··· MATERIAL PROVIDED

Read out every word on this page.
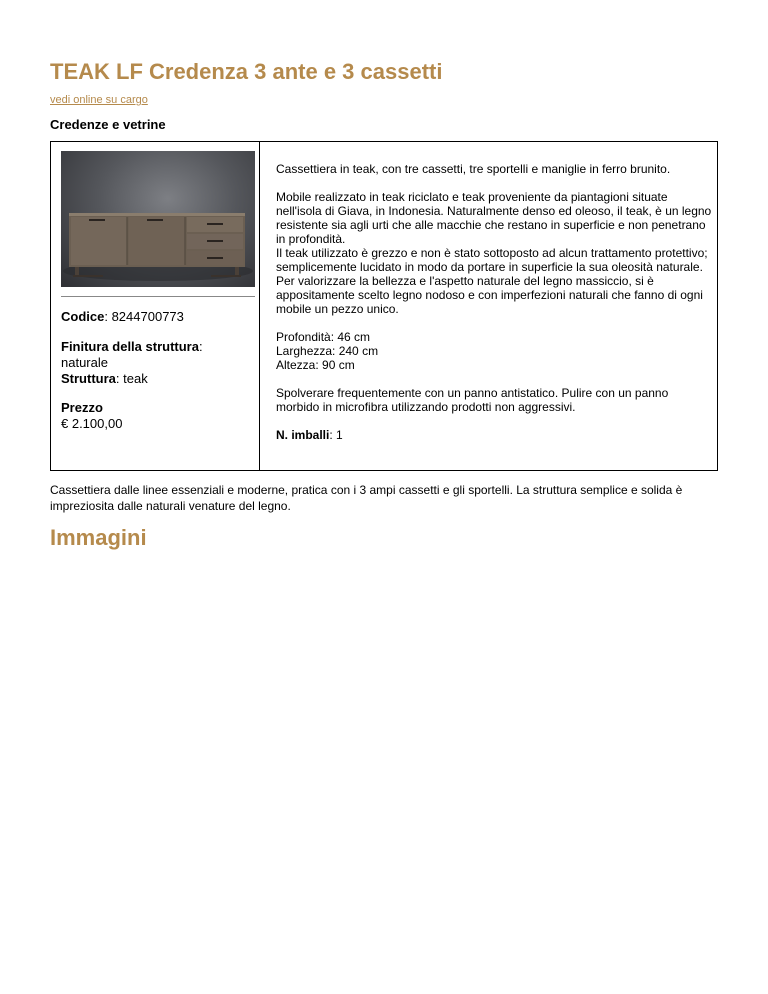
TEAK LF Credenza 3 ante e 3 cassetti
vedi online su cargo
Credenze e vetrine
Codice: 8244700773
Finitura della struttura:
naturale
Struttura: teak
Prezzo
€ 2.100,00

Cassettiera in teak, con tre cassetti, tre sportelli e maniglie in ferro brunito.

Mobile realizzato in teak riciclato e teak proveniente da piantagioni situate nell'isola di Giava, in Indonesia. Naturalmente denso ed oleoso, il teak, è un legno resistente sia agli urti che alle macchie che restano in superficie e non penetrano in profondità.

Il teak utilizzato è grezzo e non è stato sottoposto ad alcun trattamento protettivo; semplicemente lucidato in modo da portare in superficie la sua oleosità naturale. Per valorizzare la bellezza e l'aspetto naturale del legno massiccio, si è appositamente scelto legno nodoso e con imperfezioni naturali che fanno di ogni mobile un pezzo unico.

Profondità: 46 cm
Larghezza: 240 cm
Altezza: 90 cm

Spolverare frequentemente con un panno antistatico. Pulire con un panno morbido in microfibra utilizzando prodotti non aggressivi.

N. imballi: 1

Cassettiera dalle linee essenziali e moderne, pratica con i 3 ampi cassetti e gli sportelli. La struttura semplice e solida è impreziosita dalle naturali venature del legno.

Immagini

······

**TASK REQUIREMENTS**
Looking at the listing above, count the lines that contain "naturale" and give nothing but the number.

**TASK OUTPUT**
2